> _Work instructions_
Return only the number of lines holding the word "JSON".

> _Supplied entries_

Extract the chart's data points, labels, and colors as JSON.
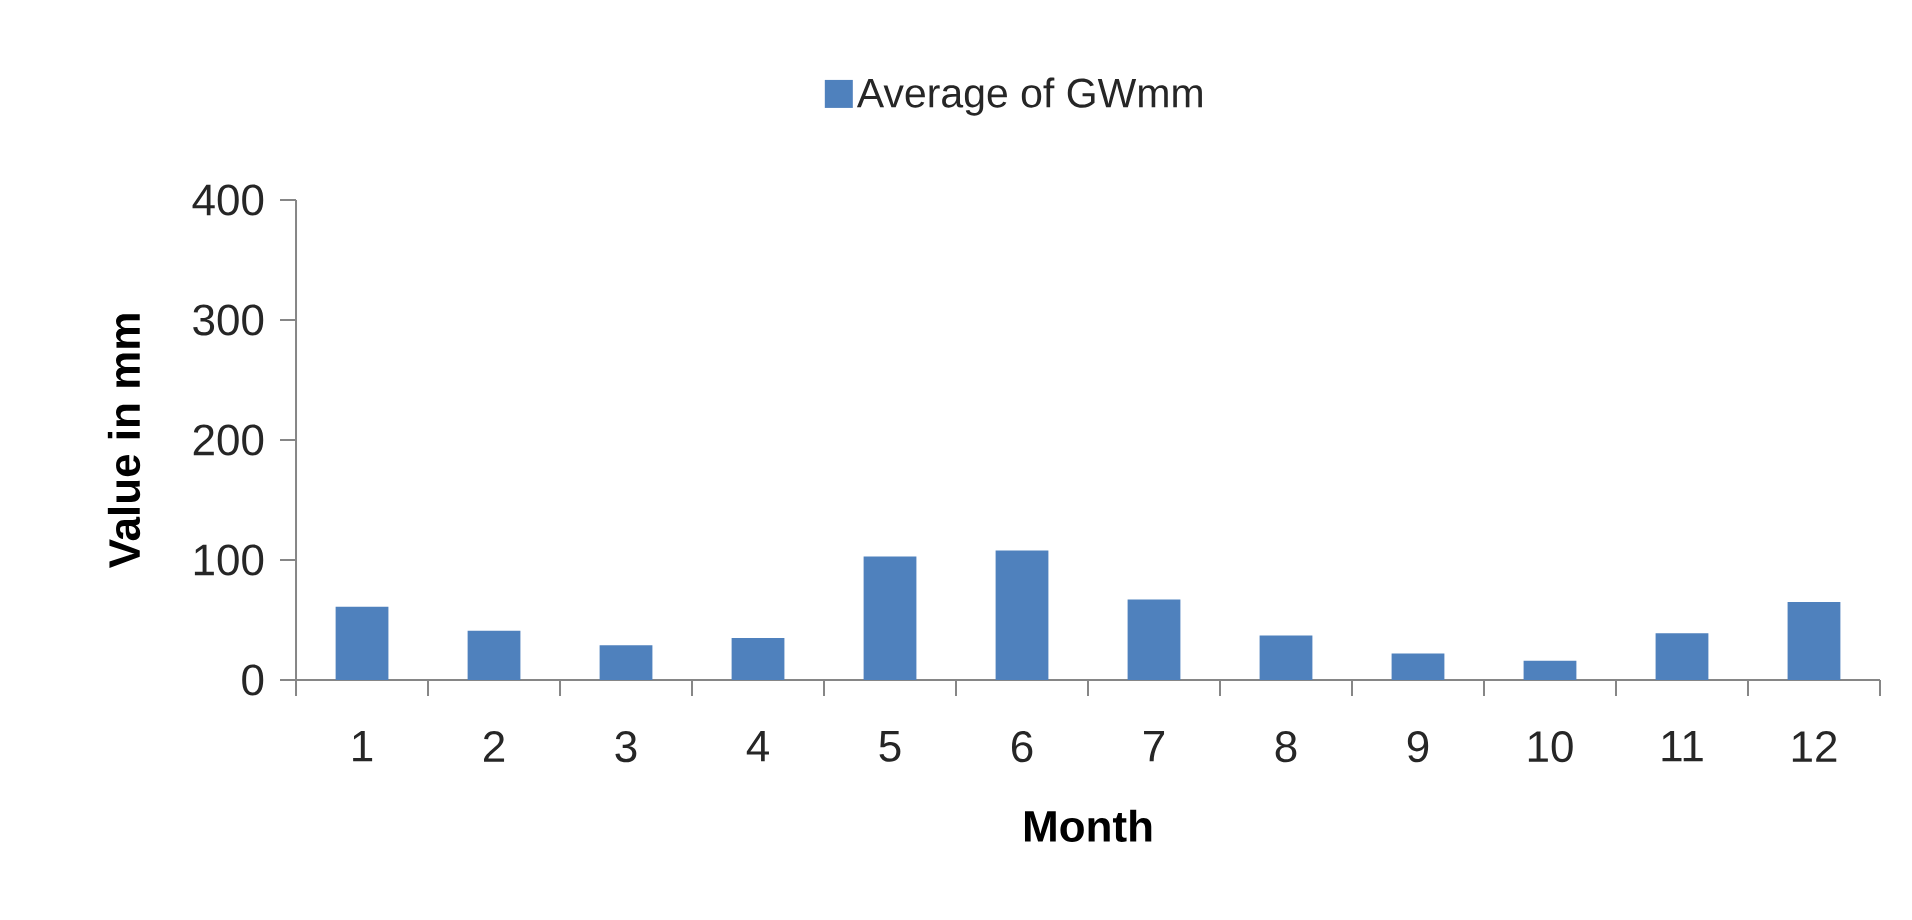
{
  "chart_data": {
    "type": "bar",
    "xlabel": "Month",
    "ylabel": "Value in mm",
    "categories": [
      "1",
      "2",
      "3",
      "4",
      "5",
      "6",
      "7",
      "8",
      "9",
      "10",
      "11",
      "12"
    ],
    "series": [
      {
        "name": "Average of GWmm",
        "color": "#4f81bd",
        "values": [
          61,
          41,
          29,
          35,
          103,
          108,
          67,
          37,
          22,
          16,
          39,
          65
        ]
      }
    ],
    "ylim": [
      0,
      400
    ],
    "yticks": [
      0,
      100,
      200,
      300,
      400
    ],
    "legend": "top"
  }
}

==

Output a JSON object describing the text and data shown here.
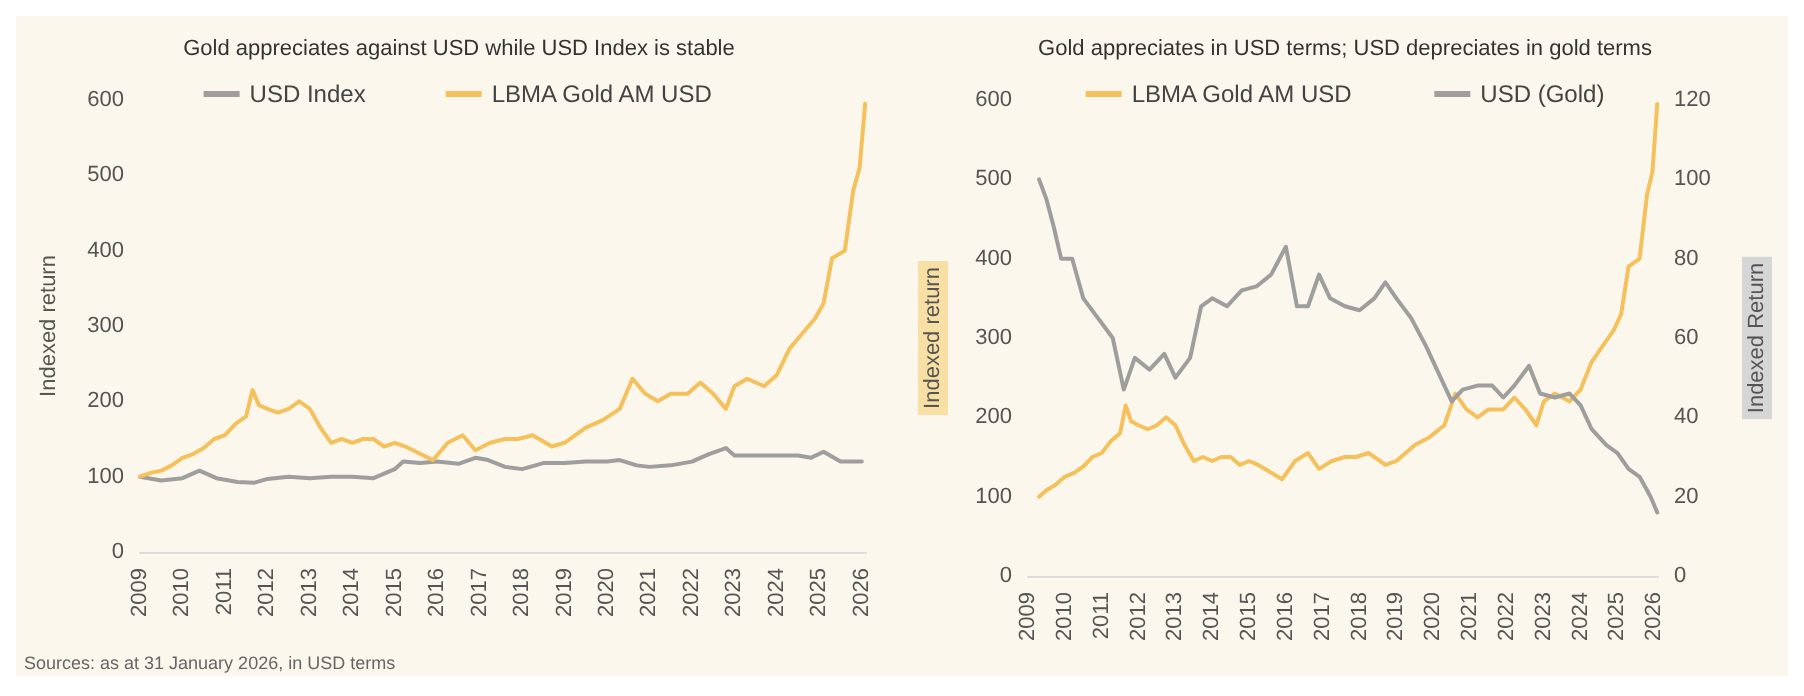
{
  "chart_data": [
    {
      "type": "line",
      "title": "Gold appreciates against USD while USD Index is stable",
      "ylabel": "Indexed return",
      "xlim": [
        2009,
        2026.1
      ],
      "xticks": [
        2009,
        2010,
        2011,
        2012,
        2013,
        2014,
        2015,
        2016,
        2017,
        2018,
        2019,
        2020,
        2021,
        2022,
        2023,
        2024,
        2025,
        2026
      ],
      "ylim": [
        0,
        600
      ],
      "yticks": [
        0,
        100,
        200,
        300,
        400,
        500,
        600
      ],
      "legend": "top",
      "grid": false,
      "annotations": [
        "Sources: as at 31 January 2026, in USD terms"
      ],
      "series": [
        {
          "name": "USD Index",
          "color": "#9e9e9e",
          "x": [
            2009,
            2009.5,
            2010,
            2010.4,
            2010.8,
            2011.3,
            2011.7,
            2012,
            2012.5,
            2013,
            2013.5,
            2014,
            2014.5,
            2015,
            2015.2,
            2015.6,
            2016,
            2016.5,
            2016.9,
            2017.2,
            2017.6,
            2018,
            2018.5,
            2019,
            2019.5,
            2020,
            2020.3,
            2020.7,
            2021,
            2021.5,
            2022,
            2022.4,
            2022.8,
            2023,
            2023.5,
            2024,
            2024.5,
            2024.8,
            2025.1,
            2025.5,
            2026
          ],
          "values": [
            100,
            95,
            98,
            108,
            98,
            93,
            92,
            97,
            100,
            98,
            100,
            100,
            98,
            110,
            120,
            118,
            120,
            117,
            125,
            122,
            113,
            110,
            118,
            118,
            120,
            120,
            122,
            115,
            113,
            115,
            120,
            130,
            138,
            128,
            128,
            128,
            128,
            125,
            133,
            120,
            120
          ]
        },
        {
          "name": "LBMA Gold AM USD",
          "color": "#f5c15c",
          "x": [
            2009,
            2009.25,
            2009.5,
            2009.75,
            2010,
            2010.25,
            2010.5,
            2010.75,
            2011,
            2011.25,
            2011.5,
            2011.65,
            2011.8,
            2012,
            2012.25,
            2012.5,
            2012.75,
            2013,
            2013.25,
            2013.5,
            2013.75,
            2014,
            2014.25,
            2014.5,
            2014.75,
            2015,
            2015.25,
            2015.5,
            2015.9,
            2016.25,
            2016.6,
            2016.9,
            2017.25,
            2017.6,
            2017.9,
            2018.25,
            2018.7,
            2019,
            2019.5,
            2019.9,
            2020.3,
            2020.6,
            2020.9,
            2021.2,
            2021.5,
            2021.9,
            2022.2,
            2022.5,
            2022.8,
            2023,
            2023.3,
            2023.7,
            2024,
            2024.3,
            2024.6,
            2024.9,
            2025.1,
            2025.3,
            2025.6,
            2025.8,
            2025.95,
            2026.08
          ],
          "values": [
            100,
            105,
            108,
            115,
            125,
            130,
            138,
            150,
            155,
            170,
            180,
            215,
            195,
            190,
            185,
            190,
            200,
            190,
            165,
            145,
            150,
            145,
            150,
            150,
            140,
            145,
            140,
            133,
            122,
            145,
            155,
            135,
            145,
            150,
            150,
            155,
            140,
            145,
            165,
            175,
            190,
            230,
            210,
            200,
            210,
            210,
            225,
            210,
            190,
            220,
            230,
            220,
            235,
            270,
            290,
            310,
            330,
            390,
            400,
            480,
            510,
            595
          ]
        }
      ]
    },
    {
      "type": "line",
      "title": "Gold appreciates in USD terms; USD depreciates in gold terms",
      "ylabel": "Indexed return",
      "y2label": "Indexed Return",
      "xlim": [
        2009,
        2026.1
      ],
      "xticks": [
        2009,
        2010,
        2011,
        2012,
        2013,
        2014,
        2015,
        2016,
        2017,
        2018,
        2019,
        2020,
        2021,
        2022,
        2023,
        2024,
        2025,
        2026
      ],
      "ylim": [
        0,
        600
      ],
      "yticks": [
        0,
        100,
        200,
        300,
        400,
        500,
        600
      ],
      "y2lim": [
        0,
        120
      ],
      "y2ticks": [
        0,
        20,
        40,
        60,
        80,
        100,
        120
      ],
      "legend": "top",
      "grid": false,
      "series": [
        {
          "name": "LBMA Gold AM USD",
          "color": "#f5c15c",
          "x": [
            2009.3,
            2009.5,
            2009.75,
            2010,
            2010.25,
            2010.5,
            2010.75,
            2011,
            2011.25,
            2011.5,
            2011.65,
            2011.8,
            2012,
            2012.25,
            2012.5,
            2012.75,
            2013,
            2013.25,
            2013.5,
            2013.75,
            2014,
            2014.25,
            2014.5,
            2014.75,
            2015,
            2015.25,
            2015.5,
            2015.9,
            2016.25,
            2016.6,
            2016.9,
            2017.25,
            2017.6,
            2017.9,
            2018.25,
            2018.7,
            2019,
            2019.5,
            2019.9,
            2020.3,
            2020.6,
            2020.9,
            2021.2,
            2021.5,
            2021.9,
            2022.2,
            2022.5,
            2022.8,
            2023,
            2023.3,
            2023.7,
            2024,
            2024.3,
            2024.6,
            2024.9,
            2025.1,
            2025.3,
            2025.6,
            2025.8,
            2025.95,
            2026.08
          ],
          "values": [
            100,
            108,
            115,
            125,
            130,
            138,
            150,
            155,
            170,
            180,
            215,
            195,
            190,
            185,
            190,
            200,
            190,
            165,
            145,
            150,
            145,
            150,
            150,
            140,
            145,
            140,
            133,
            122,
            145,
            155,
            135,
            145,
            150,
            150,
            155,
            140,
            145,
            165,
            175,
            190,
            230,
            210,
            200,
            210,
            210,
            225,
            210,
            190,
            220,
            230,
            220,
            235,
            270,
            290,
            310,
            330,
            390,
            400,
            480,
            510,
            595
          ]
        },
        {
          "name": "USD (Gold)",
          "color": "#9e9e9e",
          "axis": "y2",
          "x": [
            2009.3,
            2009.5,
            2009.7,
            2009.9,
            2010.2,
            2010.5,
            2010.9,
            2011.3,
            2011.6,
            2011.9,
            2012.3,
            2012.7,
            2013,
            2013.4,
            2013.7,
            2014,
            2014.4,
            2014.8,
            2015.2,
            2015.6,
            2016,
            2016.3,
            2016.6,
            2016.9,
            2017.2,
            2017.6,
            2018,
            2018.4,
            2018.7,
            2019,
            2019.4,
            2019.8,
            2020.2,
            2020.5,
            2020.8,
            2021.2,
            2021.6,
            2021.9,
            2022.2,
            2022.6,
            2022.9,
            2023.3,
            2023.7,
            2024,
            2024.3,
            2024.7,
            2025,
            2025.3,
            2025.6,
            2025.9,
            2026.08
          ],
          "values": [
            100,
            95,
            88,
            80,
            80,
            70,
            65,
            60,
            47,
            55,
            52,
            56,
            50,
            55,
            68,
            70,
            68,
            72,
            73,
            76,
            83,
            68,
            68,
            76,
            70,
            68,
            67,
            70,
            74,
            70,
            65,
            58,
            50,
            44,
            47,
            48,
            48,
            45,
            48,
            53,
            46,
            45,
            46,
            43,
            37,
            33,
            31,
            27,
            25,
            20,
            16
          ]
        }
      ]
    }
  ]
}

...

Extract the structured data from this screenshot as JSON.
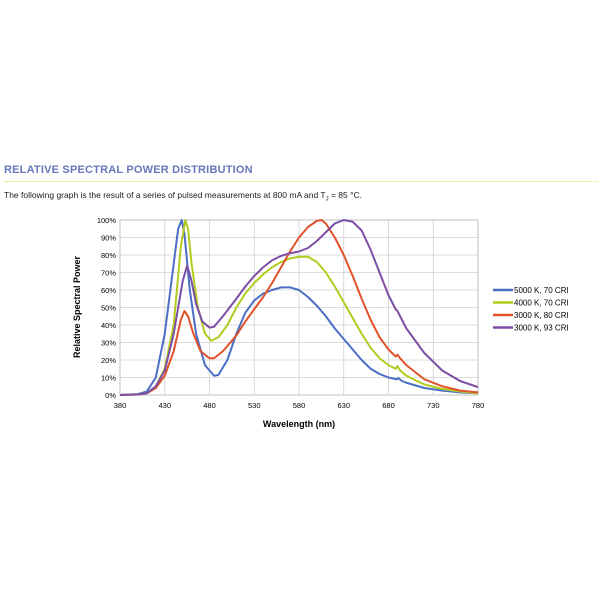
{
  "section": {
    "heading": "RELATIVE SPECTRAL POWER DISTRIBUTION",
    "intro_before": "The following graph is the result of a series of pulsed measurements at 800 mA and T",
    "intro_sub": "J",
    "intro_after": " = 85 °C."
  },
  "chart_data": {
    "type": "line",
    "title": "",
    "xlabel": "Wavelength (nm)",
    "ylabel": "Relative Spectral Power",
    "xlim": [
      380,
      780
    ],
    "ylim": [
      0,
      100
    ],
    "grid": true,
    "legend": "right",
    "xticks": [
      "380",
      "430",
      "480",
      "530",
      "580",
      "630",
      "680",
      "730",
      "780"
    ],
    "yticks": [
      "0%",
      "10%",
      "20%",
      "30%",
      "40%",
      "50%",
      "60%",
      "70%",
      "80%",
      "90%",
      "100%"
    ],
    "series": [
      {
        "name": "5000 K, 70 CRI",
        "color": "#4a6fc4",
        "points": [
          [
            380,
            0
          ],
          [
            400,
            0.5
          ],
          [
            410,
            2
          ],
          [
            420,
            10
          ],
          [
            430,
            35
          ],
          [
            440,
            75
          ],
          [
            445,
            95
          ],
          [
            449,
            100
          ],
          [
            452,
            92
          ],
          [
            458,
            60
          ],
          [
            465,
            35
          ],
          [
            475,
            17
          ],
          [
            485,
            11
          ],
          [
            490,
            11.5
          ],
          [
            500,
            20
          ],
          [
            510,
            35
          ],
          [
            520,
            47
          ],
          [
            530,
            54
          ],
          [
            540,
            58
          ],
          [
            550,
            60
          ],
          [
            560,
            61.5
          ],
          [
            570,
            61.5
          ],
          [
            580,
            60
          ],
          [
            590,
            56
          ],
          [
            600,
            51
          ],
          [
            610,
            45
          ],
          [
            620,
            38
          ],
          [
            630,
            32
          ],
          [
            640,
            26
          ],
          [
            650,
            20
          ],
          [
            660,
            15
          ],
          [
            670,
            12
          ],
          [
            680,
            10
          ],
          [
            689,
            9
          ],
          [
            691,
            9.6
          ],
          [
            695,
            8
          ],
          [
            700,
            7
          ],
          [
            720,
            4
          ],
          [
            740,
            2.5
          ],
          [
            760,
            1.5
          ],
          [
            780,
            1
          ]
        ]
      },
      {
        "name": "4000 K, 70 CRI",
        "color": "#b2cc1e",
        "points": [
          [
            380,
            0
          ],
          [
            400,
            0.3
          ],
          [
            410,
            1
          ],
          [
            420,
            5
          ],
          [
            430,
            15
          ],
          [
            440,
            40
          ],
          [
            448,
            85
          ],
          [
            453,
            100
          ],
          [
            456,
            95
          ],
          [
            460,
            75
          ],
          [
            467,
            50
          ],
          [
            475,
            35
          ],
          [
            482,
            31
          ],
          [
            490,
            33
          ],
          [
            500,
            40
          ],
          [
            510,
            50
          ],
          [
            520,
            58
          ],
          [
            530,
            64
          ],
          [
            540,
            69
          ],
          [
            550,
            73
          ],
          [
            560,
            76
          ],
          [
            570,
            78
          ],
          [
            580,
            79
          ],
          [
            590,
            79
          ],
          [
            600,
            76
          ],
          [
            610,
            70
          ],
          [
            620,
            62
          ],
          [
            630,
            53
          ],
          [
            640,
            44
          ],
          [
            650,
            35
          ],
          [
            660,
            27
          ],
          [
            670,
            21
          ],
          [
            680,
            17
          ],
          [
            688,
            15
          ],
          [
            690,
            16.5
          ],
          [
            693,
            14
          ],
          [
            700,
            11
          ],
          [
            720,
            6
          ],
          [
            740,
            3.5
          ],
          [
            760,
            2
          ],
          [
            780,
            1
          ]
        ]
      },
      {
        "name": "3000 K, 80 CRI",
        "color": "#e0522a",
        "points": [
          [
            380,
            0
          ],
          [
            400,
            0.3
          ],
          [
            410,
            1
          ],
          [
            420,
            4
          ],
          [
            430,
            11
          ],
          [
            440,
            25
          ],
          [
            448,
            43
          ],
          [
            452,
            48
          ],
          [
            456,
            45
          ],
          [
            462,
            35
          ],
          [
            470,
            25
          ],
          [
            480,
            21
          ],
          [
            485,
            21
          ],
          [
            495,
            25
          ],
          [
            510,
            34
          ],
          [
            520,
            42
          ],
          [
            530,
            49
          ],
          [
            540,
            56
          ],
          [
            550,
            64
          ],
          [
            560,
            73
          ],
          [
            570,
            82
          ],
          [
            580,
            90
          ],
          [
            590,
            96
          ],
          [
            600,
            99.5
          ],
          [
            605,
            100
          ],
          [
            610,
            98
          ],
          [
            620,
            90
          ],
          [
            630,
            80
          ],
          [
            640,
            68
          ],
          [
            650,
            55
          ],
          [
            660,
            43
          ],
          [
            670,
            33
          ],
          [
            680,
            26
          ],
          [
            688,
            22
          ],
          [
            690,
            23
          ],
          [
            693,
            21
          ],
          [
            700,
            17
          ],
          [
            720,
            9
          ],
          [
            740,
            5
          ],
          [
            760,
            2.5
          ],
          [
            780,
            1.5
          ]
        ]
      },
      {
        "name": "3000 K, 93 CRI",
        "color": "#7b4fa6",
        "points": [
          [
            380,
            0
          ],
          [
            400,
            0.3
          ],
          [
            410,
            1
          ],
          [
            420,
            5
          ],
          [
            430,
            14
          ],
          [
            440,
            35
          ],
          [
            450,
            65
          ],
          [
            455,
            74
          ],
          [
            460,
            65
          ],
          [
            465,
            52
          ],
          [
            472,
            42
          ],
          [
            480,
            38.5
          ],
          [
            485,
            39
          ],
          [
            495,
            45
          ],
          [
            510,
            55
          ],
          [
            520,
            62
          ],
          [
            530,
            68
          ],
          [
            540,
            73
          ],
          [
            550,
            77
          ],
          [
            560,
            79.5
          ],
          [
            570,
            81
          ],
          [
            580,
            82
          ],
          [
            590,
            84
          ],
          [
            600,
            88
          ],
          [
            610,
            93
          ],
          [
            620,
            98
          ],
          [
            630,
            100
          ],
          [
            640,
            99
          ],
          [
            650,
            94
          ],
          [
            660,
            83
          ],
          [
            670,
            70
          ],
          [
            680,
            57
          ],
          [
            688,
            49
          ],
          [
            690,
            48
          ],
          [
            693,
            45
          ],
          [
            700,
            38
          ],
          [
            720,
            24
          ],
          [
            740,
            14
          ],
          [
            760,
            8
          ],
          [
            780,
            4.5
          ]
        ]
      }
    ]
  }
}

> _Solution for this exercise_
3